In the listing that follows, count each line where the word "ylabel" appears; write nothing but the count.

(SUPPLIED DATA)
** Begin **
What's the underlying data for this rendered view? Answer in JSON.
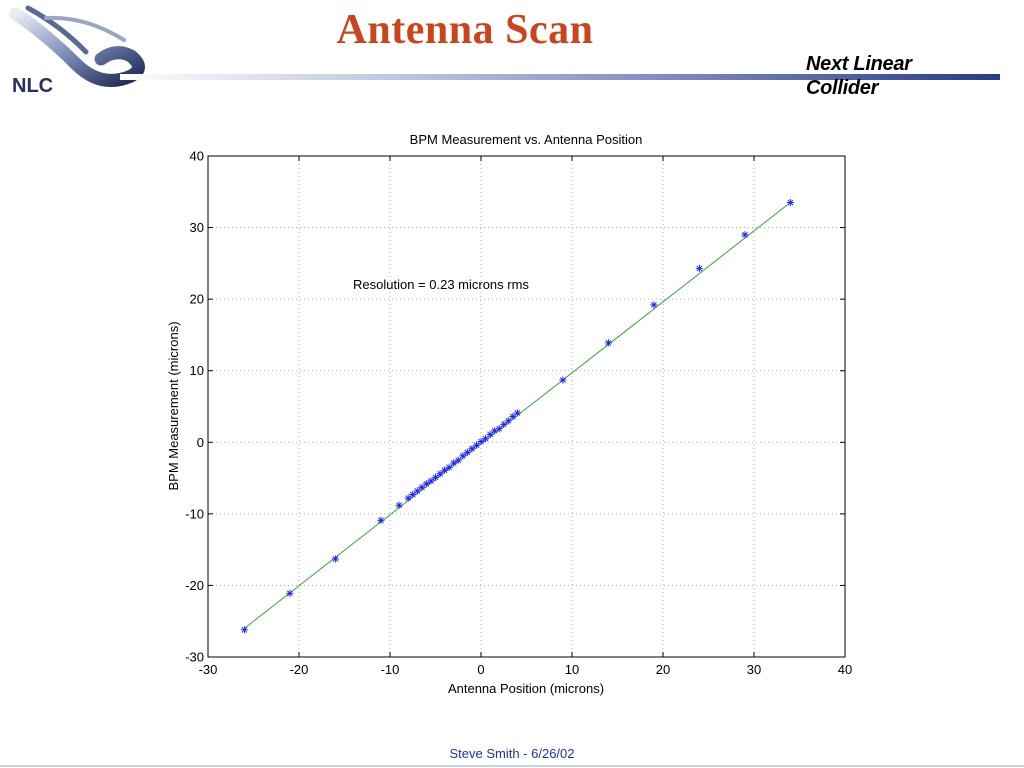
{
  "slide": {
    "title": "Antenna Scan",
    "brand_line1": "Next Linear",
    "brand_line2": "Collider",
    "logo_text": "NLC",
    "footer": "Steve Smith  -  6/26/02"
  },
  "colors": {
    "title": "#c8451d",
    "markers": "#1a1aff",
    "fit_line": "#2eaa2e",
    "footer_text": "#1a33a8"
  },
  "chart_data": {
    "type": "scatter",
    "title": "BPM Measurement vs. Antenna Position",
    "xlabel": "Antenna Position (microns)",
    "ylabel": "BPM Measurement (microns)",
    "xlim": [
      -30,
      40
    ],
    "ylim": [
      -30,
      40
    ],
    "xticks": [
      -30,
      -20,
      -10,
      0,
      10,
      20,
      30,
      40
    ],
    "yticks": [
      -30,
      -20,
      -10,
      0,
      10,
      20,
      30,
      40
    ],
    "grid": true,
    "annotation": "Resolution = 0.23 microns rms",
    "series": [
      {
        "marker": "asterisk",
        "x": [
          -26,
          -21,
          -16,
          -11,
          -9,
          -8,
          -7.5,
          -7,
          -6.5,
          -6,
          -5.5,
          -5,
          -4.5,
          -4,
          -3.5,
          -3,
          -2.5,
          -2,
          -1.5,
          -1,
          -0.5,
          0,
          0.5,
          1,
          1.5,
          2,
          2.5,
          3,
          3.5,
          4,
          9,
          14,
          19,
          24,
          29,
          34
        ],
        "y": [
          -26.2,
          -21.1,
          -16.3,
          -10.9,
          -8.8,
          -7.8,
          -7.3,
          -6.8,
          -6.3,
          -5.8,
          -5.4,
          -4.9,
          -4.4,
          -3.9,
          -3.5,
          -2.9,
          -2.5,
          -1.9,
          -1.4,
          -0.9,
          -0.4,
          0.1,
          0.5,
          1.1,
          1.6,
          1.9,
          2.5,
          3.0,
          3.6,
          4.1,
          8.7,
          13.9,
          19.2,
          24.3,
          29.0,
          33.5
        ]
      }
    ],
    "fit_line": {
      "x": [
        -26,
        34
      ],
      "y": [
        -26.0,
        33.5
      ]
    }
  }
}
** End **
** Begin **
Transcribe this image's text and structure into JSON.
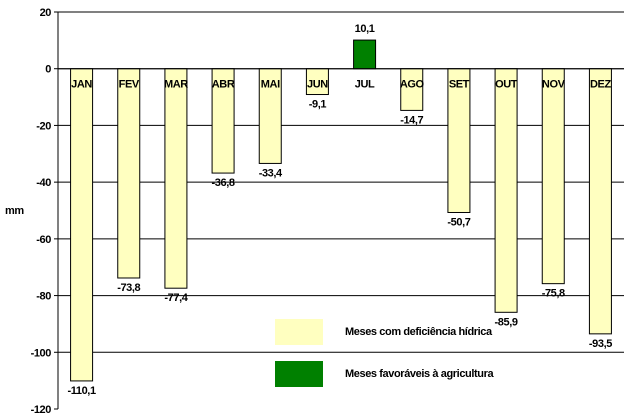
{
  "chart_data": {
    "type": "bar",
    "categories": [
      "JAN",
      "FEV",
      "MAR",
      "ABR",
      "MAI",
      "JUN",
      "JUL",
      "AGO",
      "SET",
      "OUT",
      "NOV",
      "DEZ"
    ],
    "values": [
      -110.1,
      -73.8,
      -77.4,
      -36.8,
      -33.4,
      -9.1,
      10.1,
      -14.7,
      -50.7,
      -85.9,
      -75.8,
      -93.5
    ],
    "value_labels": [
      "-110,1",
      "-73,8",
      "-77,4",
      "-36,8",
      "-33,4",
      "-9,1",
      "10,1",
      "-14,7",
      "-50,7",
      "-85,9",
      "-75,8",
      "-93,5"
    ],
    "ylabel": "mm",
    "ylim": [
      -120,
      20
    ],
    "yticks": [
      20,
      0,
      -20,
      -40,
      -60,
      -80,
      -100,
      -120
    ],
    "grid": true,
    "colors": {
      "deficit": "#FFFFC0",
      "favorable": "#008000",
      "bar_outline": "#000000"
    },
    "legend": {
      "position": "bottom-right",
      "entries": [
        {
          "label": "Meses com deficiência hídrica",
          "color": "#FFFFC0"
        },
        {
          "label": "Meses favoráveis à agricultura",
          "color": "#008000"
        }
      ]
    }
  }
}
** End **
(IN RESPONSE) 2